**ESTRATTO DEL DOCUMENTO**
A pelle scoperta. Elisa Pol tra forza e fragilità

Elisa Pol
Elisa Pol

Da molto tempo viene sottolineata la situazione drammatica, per non dire imbarazzante, in cui annaspa il teatro italiano. Molte realtà sono in piena crisi, alle prese con tagli, sparizioni, stati di ibernazione, stagioni che scompaiono, spazi teatrali trasmutati in sale di yoga o tango, cartelloni inesistenti ed altri che d’improvviso si mettono ad ospitare nomi che fino a qualche anno prima sarebbero stati considerati “inaccettabili” al solo nominarli.
La Toscana non fa eccezione, pur con i dovuti distinguo. Il discorso non sembra infatti valere per Prato. Qui le cose continuano ad andare avanti e il cartellone della stagione si annuncia molto interessante.

Il festival Contemporanea, in questa edizione numero quattordici che ha chiuso i battenti a inizio ottobre, ha evidenziato ancora una volta – come enunciato nella presentazione dal direttore Edoardo Donatini – la sua voglia di essere “oggetto di indagine orizzontale sul mondo”, offrendo agli spettatori un programma importante, arricchito da incontri, laboratori ed una micro rassegna per ragazzi. Da segnalare anche la sezione inedita dedicata alla drammaturgia italiana, caratterizzata da una serie di eventi unici (tutti prodotti dal Metastasio di Prato) di alcuni “tra i più significativi artisti del panorama nazionale”: Claudio Morganti, Roberto Latini, Licia Lanera, Tindaro Granata, Ilaria Drago, il duo Astorri/Tintinelli ed Elisa Pol.

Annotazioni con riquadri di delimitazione
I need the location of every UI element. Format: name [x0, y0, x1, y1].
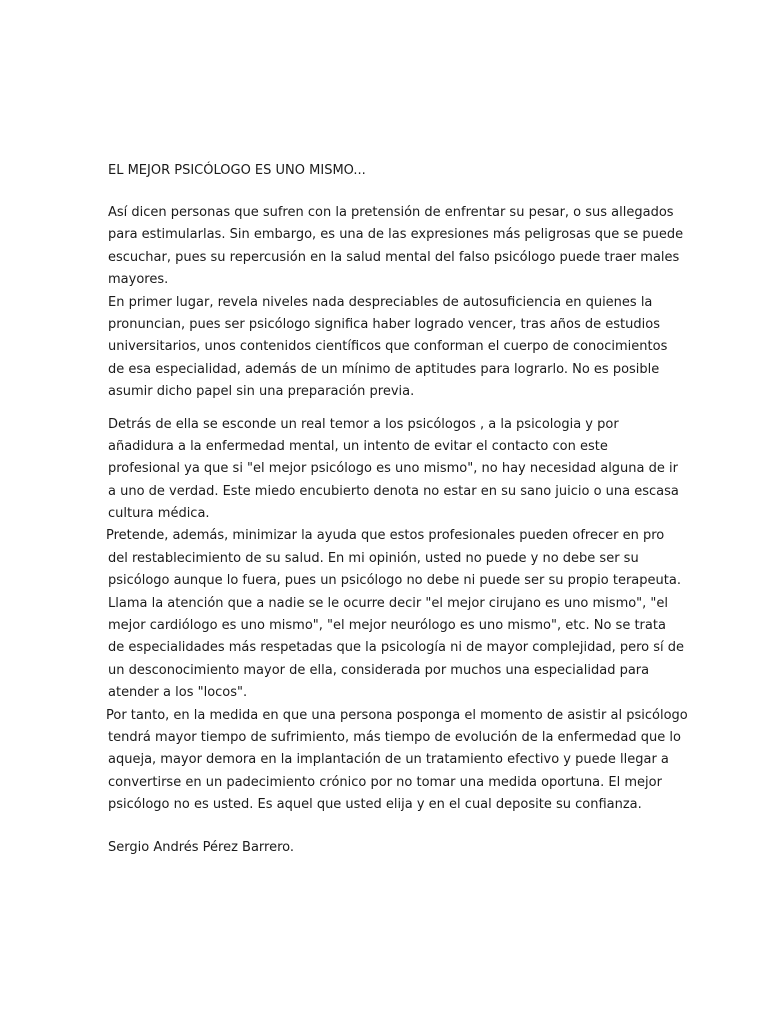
text-line: de esa especialidad, además de un mínimo de aptitudes para lograrlo. No es posible [108, 361, 660, 377]
text-line: cultura médica. [108, 506, 210, 522]
text-line: convertirse en un padecimiento crónico por no tomar una medida oportuna. El mejor [108, 774, 662, 790]
text-line: Por tanto, en la medida en que una persona posponga el momento de asistir al psicólogo [106, 707, 688, 723]
text-line: mejor cardiólogo es uno mismo", "el mejor neurólogo es uno mismo", etc. No se trata [108, 618, 666, 634]
text-line: a uno de verdad. Este miedo encubierto denota no estar en su sano juicio o una escasa [108, 483, 679, 499]
paragraph-gap [108, 817, 668, 837]
text-line: Pretende, además, minimizar la ayuda que estos profesionales pueden ofrecer en pro [106, 528, 665, 544]
text-line: pronuncian, pues ser psicólogo significa haber logrado vencer, tras años de estudios [108, 316, 660, 332]
text-line: escuchar, pues su repercusión en la salud mental del falso psicólogo puede traer males [108, 249, 680, 265]
paragraph-gap [108, 404, 668, 414]
text-line: profesional ya que si "el mejor psicólogo es uno mismo", no hay necesidad alguna de ir [108, 461, 678, 477]
document-title: EL MEJOR PSICÓLOGO ES UNO MISMO... [108, 163, 366, 178]
text-line: Así dicen personas que sufren con la pretensión de enfrentar su pesar, o sus allegados [108, 205, 674, 220]
text-line: En primer lugar, revela niveles nada despreciables de autosuficiencia en quienes la [108, 294, 653, 310]
text-line: asumir dicho papel sin una preparación previa. [108, 384, 415, 400]
text-line: psicólogo aunque lo fuera, pues un psicólogo no debe ni puede ser su propio terapeuta. [108, 573, 681, 589]
text-line: psicólogo no es usted. Es aquel que usted elija y en el cual deposite su confianza. [108, 797, 642, 813]
text-line: Llama la atención que a nadie se le ocurre decir "el mejor cirujano es uno mismo", "el [108, 595, 669, 611]
text-line: universitarios, unos contenidos científicos que conforman el cuerpo de conocimientos [108, 339, 668, 355]
text-line: del restablecimiento de su salud. En mi opinión, usted no puede y no debe ser su [108, 550, 639, 566]
text-line: tendrá mayor tiempo de sufrimiento, más tiempo de evolución de la enfermedad que lo [108, 729, 681, 745]
text-line: un desconocimiento mayor de ella, considerada por muchos una especialidad para [108, 662, 650, 678]
text-line: aqueja, mayor demora en la implantación de un tratamiento efectivo y puede llegar a [108, 752, 669, 768]
text-line: Detrás de ella se esconde un real temor a los psicólogos , a la psicologia y por [108, 416, 619, 432]
document-body [106, 160, 688, 859]
text-line: para estimularlas. Sin embargo, es una de las expresiones más peligrosas que se puede [108, 227, 684, 243]
paragraph-block-2 [106, 414, 688, 817]
text-line: añadidura a la enfermedad mental, un intento de evitar el contacto con este [108, 438, 608, 454]
signature: Sergio Andrés Pérez Barrero. [108, 839, 295, 855]
text-line: de especialidades más respetadas que la psicología ni de mayor complejidad, pero sí de [108, 640, 684, 656]
paragraph-block-1 [108, 202, 684, 404]
text-line: atender a los "locos". [108, 685, 248, 701]
text-line: mayores. [108, 272, 169, 288]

**COSA FARE**
(a) Traduci in inglese questa frase dell'articolo su Elisa Pol: "La Toscana non fa eccezione, pur con i dovuti distinguo."
(b) Rispondi a queste domande basandoti sull'articolo su Elisa Pol:
(i) In che cosa si sono trasformati alcuni spazi teatrali?
(ii) Quale numero di edizione ha il festival Contemporanea descritto?
(iii) Chi è il direttore del festival?
(c) Riscrivi come elenco puntato il paragrafo dell'articolo su Elisa Pol che comincia con "Il festival Contemporanea, in questa edizione", mantenendo i fatti principali.

**RISULTATI DELL'ESERCIZIO**
(a) Tuscany is no exception, albeit with the necessary distinctions.

(b)
(i) In sale di yoga o tango.
(ii) La quattordicesima.
(iii) Edoardo Donatini.

(c)
- Il festival Contemporanea è giunto alla quattordicesima edizione e si è chiuso a inizio ottobre.
- Secondo il direttore Edoardo Donatini, il festival vuole essere "oggetto di indagine orizzontale sul mondo".
- Il programma comprendeva incontri, laboratori e una piccola rassegna per ragazzi.
- Una nuova sezione era dedicata alla drammaturgia italiana, con eventi unici prodotti dal Metastasio di Prato.
- Gli artisti coinvolti erano Claudio Morganti, Roberto Latini, Licia Lanera, Tindaro Granata, Ilaria Drago, il duo Astorri/Tintinelli ed Elisa Pol.